Asia-Pacífico es el destino ideal para la nueva proyección americana. Economías con enorme potencial, bien insertadas dentro del sistema comercial global, mercados cuantitativamente numerosos -poblacionalmente hablando- con perspectivas de un gran desarrollo de las clases medias en las décadas venideras son puntos clave desde una perspectiva economicista. Sin embargo, la idoneidad de esta zona para Estados Unidos no termina ahí. Los Estados emergentes del sudeste asiático no tienen una opinión pública fuerte, y la promesa de crecimiento económico, empleo y desarrollo es suficiente como para acallar cualquier oposición política. Del mismo modo, los países “occidentalizados” -Japón, Corea del Sur, Singapur- y Australia y Nueva Zelanda, se ven atraídos por un pacto con Washington como promotor, al servir de contrapoder al cada vez mayor expansionismo chino. Un ascenso militar y económico-comercial que amenaza a Asia-Pacífico. Aunque parezca una conclusión simplista, la lógica de tener que elegir entre estar bajo la égida de Estados Unidos o China está ampliamente extendida en los gobiernos de la región.

Estamos vislumbrando la gestación de una nueva estructura de gobernanza económica global, que deja atrás progresivamente el protagonismo de la ingeniería institucional formada durante el siglo XX, con instituciones como la OMC, la OCDE, la OMPI, entre otras.

La posición Argentina

El secretario de Comercio, Miguel Braun, explicó que está entre los objetivos del Gobierno de Mauricio Macri que el país ingrese al Acuerdo Transpacífico de Cooperación Económica. Sin embargo, aclaró que no es la prioridad para este año. Cabe destacar que durante la campaña presidencial el presidente Mauricio Macri, aseguró que es necesario avanzar en convenios y converger hacia la Alianza del Pacífico o TPP.

*Analista internacional, especialista en derecho de integración, investigador del Consejo de Estudios Interdisciplinarios Económicos y Políticos (CEIEP).

[1] HERREROS, Sebastián, “El Acuerdo Estratégico Transpacífico de Asociación Económica: una perspectiva latinoamericana” en ICTSD (International Centre for Trade and Sustainable Development), 2 de agosto, 2011.

[2] Los países que integran el grupo BRICS, son: Brasil, Rusia, India, China y Sudáfrica.

**Entradas mostradas:**
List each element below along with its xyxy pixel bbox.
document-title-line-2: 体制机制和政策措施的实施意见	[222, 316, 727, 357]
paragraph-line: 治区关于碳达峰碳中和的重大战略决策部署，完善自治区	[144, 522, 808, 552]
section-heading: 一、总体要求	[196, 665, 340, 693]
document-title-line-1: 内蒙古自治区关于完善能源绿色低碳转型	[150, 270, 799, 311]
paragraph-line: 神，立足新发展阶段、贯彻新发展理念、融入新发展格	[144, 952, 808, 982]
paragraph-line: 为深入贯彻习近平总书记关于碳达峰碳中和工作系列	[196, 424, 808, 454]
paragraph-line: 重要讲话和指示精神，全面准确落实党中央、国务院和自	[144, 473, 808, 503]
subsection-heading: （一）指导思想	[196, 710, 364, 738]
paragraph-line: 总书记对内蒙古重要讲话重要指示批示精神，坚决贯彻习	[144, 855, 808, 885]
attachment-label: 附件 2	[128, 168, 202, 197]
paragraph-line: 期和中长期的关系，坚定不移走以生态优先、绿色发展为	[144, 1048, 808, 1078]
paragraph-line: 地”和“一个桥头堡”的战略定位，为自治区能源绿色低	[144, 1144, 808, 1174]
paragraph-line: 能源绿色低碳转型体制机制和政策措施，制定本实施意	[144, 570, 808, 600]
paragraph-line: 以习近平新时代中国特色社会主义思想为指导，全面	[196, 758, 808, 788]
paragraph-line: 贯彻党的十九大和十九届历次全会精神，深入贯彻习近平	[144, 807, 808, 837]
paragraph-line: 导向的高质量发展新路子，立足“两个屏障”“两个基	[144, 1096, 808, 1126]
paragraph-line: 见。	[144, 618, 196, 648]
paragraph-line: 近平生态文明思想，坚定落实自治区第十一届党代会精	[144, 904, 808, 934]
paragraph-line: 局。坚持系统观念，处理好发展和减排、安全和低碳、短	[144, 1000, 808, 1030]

**Tarea pendiente 1:** Indica si cada afirmación coincide con el extracto: (a) Miguel Braun afirmó que el ingreso al Acuerdo Transpacífico es la prioridad del Gobierno para este año; (b) los Estados emergentes del sudeste asiático tienen una opinión pública fuerte; (c) Sudáfrica integra el grupo BRICS. Responde sí o no en cada caso y cita las palabras exactas del extracto que lo deciden.
**Tarea pendiente 2:** Reproduce el pasaje del extracto que va desde "Estamos vislumbrando la" hasta "y Políticos (CEIEP).", incluidas ambas partes.

**Solución desarrollada 1:**
(a) No: "Sin embargo, aclaró que no es la prioridad para este año."
(b) No: "Los Estados emergentes del sudeste asiático no tienen una opinión pública fuerte".
(c) Sí: "Los países que integran el grupo BRICS, son: Brasil, Rusia, India, China y Sudáfrica."

**Solución desarrollada 2:**
Estamos vislumbrando la gestación de una nueva estructura de gobernanza económica global, que deja atrás progresivamente el protagonismo de la ingeniería institucional formada durante el siglo XX, con instituciones como la OMC, la OCDE, la OMPI, entre otras.

La posición Argentina

El secretario de Comercio, Miguel Braun, explicó que está entre los objetivos del Gobierno de Mauricio Macri que el país ingrese al Acuerdo Transpacífico de Cooperación Económica. Sin embargo, aclaró que no es la prioridad para este año. Cabe destacar que durante la campaña presidencial el presidente Mauricio Macri, aseguró que es necesario avanzar en convenios y converger hacia la Alianza del Pacífico o TPP.

*Analista internacional, especialista en derecho de integración, investigador del Consejo de Estudios Interdisciplinarios Económicos y Políticos (CEIEP).